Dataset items
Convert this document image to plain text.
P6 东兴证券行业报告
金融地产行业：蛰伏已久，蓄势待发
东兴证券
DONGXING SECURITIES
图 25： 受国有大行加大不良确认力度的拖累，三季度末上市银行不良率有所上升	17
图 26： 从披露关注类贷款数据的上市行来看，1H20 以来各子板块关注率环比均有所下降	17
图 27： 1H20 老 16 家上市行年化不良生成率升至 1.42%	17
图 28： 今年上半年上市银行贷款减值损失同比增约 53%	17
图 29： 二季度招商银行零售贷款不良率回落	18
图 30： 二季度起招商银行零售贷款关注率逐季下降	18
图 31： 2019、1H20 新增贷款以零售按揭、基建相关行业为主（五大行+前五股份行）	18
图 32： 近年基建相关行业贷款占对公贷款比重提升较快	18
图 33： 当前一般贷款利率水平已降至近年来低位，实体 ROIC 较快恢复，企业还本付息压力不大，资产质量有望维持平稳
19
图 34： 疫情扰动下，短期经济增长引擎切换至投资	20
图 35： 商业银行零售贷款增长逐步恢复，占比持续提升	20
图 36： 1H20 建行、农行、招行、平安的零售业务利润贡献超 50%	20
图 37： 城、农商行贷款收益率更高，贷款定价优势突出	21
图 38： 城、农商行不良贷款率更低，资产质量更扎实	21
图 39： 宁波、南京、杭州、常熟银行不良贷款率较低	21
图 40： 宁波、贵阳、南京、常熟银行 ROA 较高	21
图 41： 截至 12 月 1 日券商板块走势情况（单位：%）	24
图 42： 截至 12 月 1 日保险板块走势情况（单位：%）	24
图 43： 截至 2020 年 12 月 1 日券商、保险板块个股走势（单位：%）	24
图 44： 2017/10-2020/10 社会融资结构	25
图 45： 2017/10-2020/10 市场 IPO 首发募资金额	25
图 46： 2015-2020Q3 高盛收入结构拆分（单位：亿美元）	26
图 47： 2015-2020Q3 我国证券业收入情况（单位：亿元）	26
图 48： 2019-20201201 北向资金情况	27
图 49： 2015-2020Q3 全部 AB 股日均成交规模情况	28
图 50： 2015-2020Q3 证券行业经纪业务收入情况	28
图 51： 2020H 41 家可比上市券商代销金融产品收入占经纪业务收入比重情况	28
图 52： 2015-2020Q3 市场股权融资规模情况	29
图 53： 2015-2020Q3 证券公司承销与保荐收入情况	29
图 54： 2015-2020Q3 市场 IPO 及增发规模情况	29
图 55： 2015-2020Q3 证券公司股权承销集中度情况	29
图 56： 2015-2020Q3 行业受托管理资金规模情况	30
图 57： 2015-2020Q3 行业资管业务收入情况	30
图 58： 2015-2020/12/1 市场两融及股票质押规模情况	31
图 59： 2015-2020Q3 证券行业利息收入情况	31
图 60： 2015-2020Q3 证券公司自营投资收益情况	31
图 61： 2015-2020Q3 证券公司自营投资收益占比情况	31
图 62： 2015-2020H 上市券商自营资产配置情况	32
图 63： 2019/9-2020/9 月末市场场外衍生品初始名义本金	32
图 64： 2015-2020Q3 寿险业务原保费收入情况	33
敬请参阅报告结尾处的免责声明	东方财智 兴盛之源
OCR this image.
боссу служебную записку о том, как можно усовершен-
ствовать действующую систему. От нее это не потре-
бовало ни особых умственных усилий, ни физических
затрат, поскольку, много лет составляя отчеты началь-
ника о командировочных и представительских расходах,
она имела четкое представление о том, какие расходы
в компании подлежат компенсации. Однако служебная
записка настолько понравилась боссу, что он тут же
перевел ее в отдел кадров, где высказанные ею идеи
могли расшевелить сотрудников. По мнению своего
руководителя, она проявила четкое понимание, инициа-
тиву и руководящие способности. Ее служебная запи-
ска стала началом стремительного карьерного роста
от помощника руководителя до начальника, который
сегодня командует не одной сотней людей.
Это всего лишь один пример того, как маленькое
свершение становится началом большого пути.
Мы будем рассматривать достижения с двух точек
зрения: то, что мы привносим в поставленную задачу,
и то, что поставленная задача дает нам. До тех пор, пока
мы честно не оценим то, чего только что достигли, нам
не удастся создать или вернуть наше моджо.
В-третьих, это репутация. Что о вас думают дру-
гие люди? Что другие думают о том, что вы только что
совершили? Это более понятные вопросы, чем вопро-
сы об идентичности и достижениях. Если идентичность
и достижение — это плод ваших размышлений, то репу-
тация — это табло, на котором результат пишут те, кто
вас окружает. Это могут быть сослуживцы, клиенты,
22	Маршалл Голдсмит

[GOAL]:
Could you quote the material above in full, exactly as it stands?

[EXERCISE OUTPUT]:
Convert this document image to plain text.
P6 东兴证券行业报告
金融地产行业：蛰伏已久，蓄势待发
东兴证券
DONGXING SECURITIES
图 25： 受国有大行加大不良确认力度的拖累，三季度末上市银行不良率有所上升	17
图 26： 从披露关注类贷款数据的上市行来看，1H20 以来各子板块关注率环比均有所下降	17
图 27： 1H20 老 16 家上市行年化不良生成率升至 1.42%	17
图 28： 今年上半年上市银行贷款减值损失同比增约 53%	17
图 29： 二季度招商银行零售贷款不良率回落	18
图 30： 二季度起招商银行零售贷款关注率逐季下降	18
图 31： 2019、1H20 新增贷款以零售按揭、基建相关行业为主（五大行+前五股份行）	18
图 32： 近年基建相关行业贷款占对公贷款比重提升较快	18
图 33： 当前一般贷款利率水平已降至近年来低位，实体 ROIC 较快恢复，企业还本付息压力不大，资产质量有望维持平稳
19
图 34： 疫情扰动下，短期经济增长引擎切换至投资	20
图 35： 商业银行零售贷款增长逐步恢复，占比持续提升	20
图 36： 1H20 建行、农行、招行、平安的零售业务利润贡献超 50%	20
图 37： 城、农商行贷款收益率更高，贷款定价优势突出	21
图 38： 城、农商行不良贷款率更低，资产质量更扎实	21
图 39： 宁波、南京、杭州、常熟银行不良贷款率较低	21
图 40： 宁波、贵阳、南京、常熟银行 ROA 较高	21
图 41： 截至 12 月 1 日券商板块走势情况（单位：%）	24
图 42： 截至 12 月 1 日保险板块走势情况（单位：%）	24
图 43： 截至 2020 年 12 月 1 日券商、保险板块个股走势（单位：%）	24
图 44： 2017/10-2020/10 社会融资结构	25
图 45： 2017/10-2020/10 市场 IPO 首发募资金额	25
图 46： 2015-2020Q3 高盛收入结构拆分（单位：亿美元）	26
图 47： 2015-2020Q3 我国证券业收入情况（单位：亿元）	26
图 48： 2019-20201201 北向资金情况	27
图 49： 2015-2020Q3 全部 AB 股日均成交规模情况	28
图 50： 2015-2020Q3 证券行业经纪业务收入情况	28
图 51： 2020H 41 家可比上市券商代销金融产品收入占经纪业务收入比重情况	28
图 52： 2015-2020Q3 市场股权融资规模情况	29
图 53： 2015-2020Q3 证券公司承销与保荐收入情况	29
图 54： 2015-2020Q3 市场 IPO 及增发规模情况	29
图 55： 2015-2020Q3 证券公司股权承销集中度情况	29
图 56： 2015-2020Q3 行业受托管理资金规模情况	30
图 57： 2015-2020Q3 行业资管业务收入情况	30
图 58： 2015-2020/12/1 市场两融及股票质押规模情况	31
图 59： 2015-2020Q3 证券行业利息收入情况	31
图 60： 2015-2020Q3 证券公司自营投资收益情况	31
图 61： 2015-2020Q3 证券公司自营投资收益占比情况	31
图 62： 2015-2020H 上市券商自营资产配置情况	32
图 63： 2019/9-2020/9 月末市场场外衍生品初始名义本金	32
图 64： 2015-2020Q3 寿险业务原保费收入情况	33
敬请参阅报告结尾处的免责声明	东方财智 兴盛之源
OCR this image.
боссу служебную записку о том, как можно усовершен-
ствовать действующую систему. От нее это не потре-
бовало ни особых умственных усилий, ни физических
затрат, поскольку, много лет составляя отчеты началь-
ника о командировочных и представительских расходах,
она имела четкое представление о том, какие расходы
в компании подлежат компенсации. Однако служебная
записка настолько понравилась боссу, что он тут же
перевел ее в отдел кадров, где высказанные ею идеи
могли расшевелить сотрудников. По мнению своего
руководителя, она проявила четкое понимание, инициа-
тиву и руководящие способности. Ее служебная запи-
ска стала началом стремительного карьерного роста
от помощника руководителя до начальника, который
сегодня командует не одной сотней людей.
Это всего лишь один пример того, как маленькое
свершение становится началом большого пути.
Мы будем рассматривать достижения с двух точек
зрения: то, что мы привносим в поставленную задачу,
и то, что поставленная задача дает нам. До тех пор, пока
мы честно не оценим то, чего только что достигли, нам
не удастся создать или вернуть наше моджо.
В-третьих, это репутация. Что о вас думают дру-
гие люди? Что другие думают о том, что вы только что
совершили? Это более понятные вопросы, чем вопро-
сы об идентичности и достижениях. Если идентичность
и достижение — это плод ваших размышлений, то репу-
тация — это табло, на котором результат пишут те, кто
вас окружает. Это могут быть сослуживцы, клиенты,
22	Маршалл Голдсмит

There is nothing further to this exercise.